While you copy the lines below, skip the pictures and keep the rest exact.

Supplied data:
=== Section Start ===
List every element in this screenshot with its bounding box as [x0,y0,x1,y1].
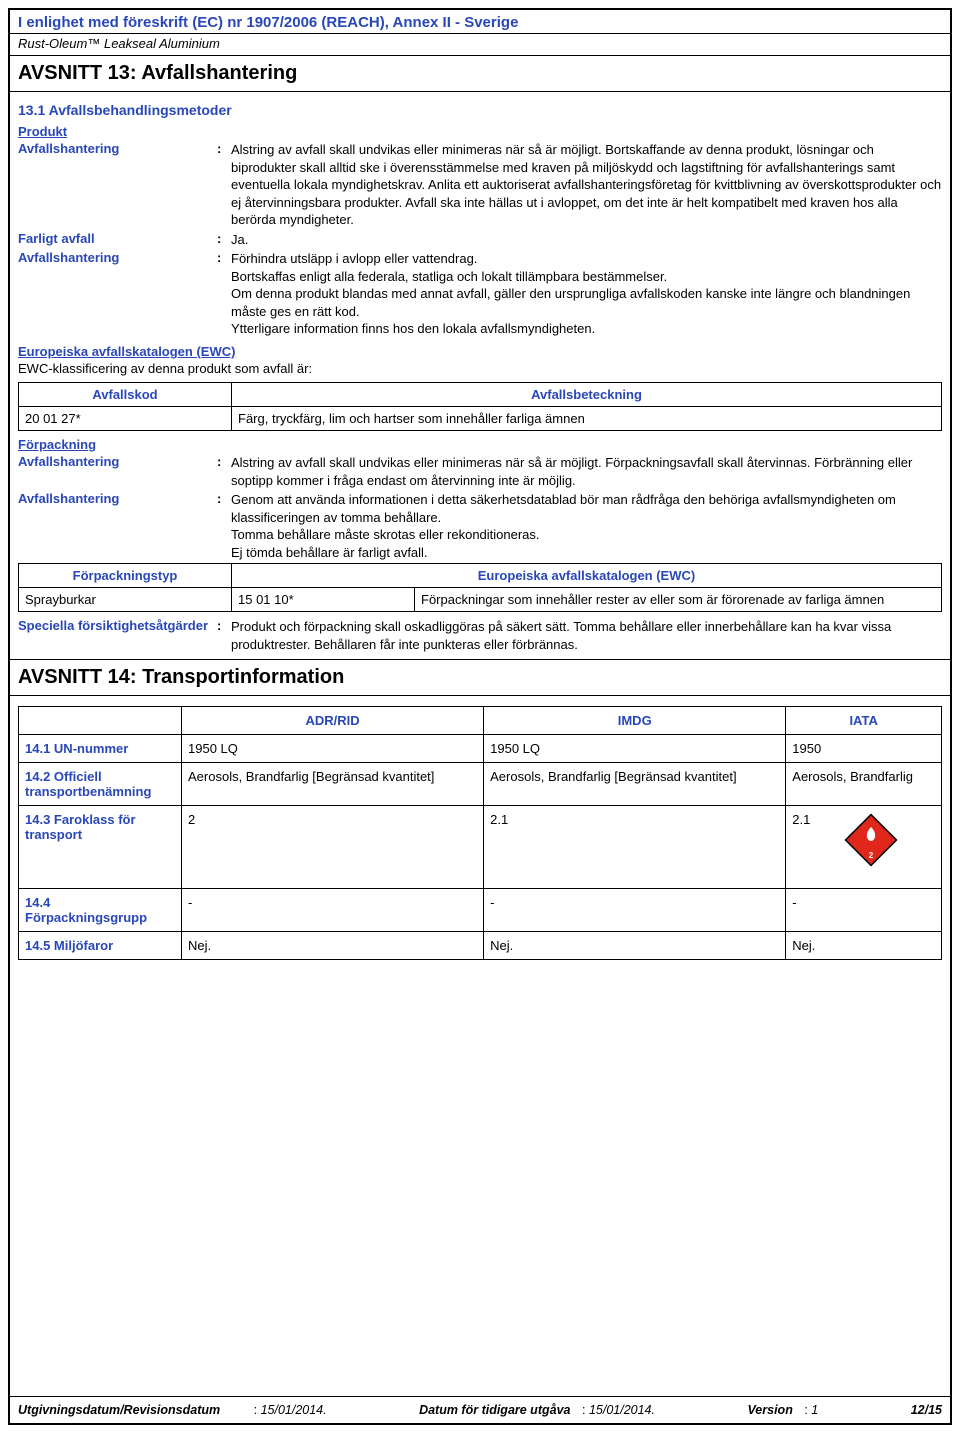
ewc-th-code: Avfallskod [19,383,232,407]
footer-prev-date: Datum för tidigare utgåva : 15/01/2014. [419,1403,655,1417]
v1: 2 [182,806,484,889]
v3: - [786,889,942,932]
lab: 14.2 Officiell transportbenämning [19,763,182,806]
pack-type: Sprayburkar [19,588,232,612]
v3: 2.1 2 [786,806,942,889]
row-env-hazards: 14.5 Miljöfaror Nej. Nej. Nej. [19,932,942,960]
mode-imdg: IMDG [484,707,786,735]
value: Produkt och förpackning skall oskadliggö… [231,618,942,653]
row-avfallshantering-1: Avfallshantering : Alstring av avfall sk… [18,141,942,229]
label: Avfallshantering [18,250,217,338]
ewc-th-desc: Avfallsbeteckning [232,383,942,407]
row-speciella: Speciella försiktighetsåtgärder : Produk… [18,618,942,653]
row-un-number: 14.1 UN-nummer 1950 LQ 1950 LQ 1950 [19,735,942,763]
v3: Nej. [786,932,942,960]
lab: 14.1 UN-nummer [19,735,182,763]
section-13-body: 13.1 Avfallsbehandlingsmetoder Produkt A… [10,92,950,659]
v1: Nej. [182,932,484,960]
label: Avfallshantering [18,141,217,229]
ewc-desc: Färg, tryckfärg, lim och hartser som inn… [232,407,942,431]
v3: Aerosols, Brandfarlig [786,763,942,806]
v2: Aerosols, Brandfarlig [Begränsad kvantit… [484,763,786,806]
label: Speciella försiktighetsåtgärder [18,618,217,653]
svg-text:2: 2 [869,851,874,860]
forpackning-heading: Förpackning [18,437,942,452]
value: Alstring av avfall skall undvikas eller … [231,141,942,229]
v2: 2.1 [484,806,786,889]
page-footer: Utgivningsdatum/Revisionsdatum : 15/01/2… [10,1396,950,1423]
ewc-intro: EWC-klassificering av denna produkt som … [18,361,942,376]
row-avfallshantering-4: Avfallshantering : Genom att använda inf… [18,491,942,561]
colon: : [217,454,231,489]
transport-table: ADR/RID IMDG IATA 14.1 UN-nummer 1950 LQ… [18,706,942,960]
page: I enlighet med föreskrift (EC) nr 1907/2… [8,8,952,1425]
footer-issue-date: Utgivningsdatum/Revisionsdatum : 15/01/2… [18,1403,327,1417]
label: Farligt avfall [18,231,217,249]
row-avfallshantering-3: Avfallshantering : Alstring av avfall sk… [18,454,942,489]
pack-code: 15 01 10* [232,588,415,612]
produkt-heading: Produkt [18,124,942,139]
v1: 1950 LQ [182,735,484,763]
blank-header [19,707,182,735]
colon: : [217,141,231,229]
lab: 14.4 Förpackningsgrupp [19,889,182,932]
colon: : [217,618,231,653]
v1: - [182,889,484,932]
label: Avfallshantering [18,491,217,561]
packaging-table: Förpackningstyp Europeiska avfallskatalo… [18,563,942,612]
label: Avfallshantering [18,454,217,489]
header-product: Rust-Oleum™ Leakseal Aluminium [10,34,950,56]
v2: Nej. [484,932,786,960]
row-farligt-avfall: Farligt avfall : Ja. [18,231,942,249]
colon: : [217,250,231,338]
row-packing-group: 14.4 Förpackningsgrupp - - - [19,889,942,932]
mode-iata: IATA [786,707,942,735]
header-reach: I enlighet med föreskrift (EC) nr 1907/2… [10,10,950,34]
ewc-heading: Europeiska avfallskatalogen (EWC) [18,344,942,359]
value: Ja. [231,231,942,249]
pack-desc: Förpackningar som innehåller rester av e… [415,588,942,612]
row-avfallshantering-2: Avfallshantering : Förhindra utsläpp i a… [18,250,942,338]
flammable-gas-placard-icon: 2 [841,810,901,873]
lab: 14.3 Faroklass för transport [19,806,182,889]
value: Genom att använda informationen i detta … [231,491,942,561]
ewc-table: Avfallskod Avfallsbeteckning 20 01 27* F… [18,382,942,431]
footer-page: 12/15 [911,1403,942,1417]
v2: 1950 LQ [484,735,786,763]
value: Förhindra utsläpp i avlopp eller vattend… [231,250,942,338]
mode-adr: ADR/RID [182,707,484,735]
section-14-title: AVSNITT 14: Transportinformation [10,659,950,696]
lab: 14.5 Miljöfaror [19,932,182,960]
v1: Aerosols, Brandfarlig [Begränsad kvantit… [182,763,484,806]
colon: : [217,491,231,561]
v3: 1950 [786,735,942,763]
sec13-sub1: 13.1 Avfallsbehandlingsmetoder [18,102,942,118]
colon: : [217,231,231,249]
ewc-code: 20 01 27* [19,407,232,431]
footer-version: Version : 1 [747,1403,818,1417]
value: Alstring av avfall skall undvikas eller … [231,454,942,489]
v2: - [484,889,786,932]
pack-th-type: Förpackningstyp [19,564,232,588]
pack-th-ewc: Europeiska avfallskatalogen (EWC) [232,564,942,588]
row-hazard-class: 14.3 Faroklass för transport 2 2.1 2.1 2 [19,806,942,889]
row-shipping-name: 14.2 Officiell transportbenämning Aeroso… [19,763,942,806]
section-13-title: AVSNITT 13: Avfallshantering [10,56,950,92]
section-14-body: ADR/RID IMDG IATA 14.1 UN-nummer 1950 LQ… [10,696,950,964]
=== Section End ===
Result of this task:
List every element in this screenshot with its bounding box as [x0,y0,x1,y1].
ewc-th-code: Avfallskod [19,383,232,407]
footer-prev-date: Datum för tidigare utgåva : 15/01/2014. [419,1403,655,1417]
v1: 2 [182,806,484,889]
v3: - [786,889,942,932]
lab: 14.2 Officiell transportbenämning [19,763,182,806]
pack-type: Sprayburkar [19,588,232,612]
v3: 2.1 2 [786,806,942,889]
row-env-hazards: 14.5 Miljöfaror Nej. Nej. Nej. [19,932,942,960]
mode-imdg: IMDG [484,707,786,735]
value: Produkt och förpackning skall oskadliggö… [231,618,942,653]
row-avfallshantering-1: Avfallshantering : Alstring av avfall sk… [18,141,942,229]
label: Avfallshantering [18,250,217,338]
ewc-th-desc: Avfallsbeteckning [232,383,942,407]
row-speciella: Speciella försiktighetsåtgärder : Produk… [18,618,942,653]
row-un-number: 14.1 UN-nummer 1950 LQ 1950 LQ 1950 [19,735,942,763]
v3: Nej. [786,932,942,960]
lab: 14.1 UN-nummer [19,735,182,763]
section-13-body: 13.1 Avfallsbehandlingsmetoder Produkt A… [10,92,950,659]
v1: Nej. [182,932,484,960]
label: Avfallshantering [18,141,217,229]
ewc-desc: Färg, tryckfärg, lim och hartser som inn… [232,407,942,431]
v3: Aerosols, Brandfarlig [786,763,942,806]
v2: Aerosols, Brandfarlig [Begränsad kvantit… [484,763,786,806]
label: Speciella försiktighetsåtgärder [18,618,217,653]
svg-text:2: 2 [869,851,874,860]
forpackning-heading: Förpackning [18,437,942,452]
value: Alstring av avfall skall undvikas eller … [231,141,942,229]
v2: 2.1 [484,806,786,889]
page-footer: Utgivningsdatum/Revisionsdatum : 15/01/2… [10,1396,950,1423]
ewc-intro: EWC-klassificering av denna produkt som … [18,361,942,376]
row-avfallshantering-4: Avfallshantering : Genom att använda inf… [18,491,942,561]
colon: : [217,454,231,489]
transport-table: ADR/RID IMDG IATA 14.1 UN-nummer 1950 LQ… [18,706,942,960]
page: I enlighet med föreskrift (EC) nr 1907/2… [8,8,952,1425]
footer-issue-date: Utgivningsdatum/Revisionsdatum : 15/01/2… [18,1403,327,1417]
label: Farligt avfall [18,231,217,249]
row-avfallshantering-3: Avfallshantering : Alstring av avfall sk… [18,454,942,489]
pack-code: 15 01 10* [232,588,415,612]
produkt-heading: Produkt [18,124,942,139]
v1: 1950 LQ [182,735,484,763]
blank-header [19,707,182,735]
colon: : [217,141,231,229]
lab: 14.4 Förpackningsgrupp [19,889,182,932]
colon: : [217,618,231,653]
v1: - [182,889,484,932]
label: Avfallshantering [18,491,217,561]
packaging-table: Förpackningstyp Europeiska avfallskatalo… [18,563,942,612]
label: Avfallshantering [18,454,217,489]
header-product: Rust-Oleum™ Leakseal Aluminium [10,34,950,56]
v2: Nej. [484,932,786,960]
row-farligt-avfall: Farligt avfall : Ja. [18,231,942,249]
colon: : [217,250,231,338]
row-packing-group: 14.4 Förpackningsgrupp - - - [19,889,942,932]
mode-iata: IATA [786,707,942,735]
header-reach: I enlighet med föreskrift (EC) nr 1907/2… [10,10,950,34]
ewc-heading: Europeiska avfallskatalogen (EWC) [18,344,942,359]
value: Ja. [231,231,942,249]
pack-desc: Förpackningar som innehåller rester av e… [415,588,942,612]
row-avfallshantering-2: Avfallshantering : Förhindra utsläpp i a… [18,250,942,338]
flammable-gas-placard-icon: 2 [841,810,901,873]
lab: 14.3 Faroklass för transport [19,806,182,889]
value: Genom att använda informationen i detta … [231,491,942,561]
ewc-table: Avfallskod Avfallsbeteckning 20 01 27* F… [18,382,942,431]
footer-page: 12/15 [911,1403,942,1417]
v2: 1950 LQ [484,735,786,763]
value: Förhindra utsläpp i avlopp eller vattend… [231,250,942,338]
mode-adr: ADR/RID [182,707,484,735]
section-14-title: AVSNITT 14: Transportinformation [10,659,950,696]
lab: 14.5 Miljöfaror [19,932,182,960]
v1: Aerosols, Brandfarlig [Begränsad kvantit… [182,763,484,806]
colon: : [217,491,231,561]
v3: 1950 [786,735,942,763]
sec13-sub1: 13.1 Avfallsbehandlingsmetoder [18,102,942,118]
colon: : [217,231,231,249]
ewc-code: 20 01 27* [19,407,232,431]
footer-version: Version : 1 [747,1403,818,1417]
value: Alstring av avfall skall undvikas eller … [231,454,942,489]
v2: - [484,889,786,932]
pack-th-type: Förpackningstyp [19,564,232,588]
pack-th-ewc: Europeiska avfallskatalogen (EWC) [232,564,942,588]
row-hazard-class: 14.3 Faroklass för transport 2 2.1 2.1 2 [19,806,942,889]
row-shipping-name: 14.2 Officiell transportbenämning Aeroso… [19,763,942,806]
section-13-title: AVSNITT 13: Avfallshantering [10,56,950,92]
section-14-body: ADR/RID IMDG IATA 14.1 UN-nummer 1950 LQ… [10,696,950,964]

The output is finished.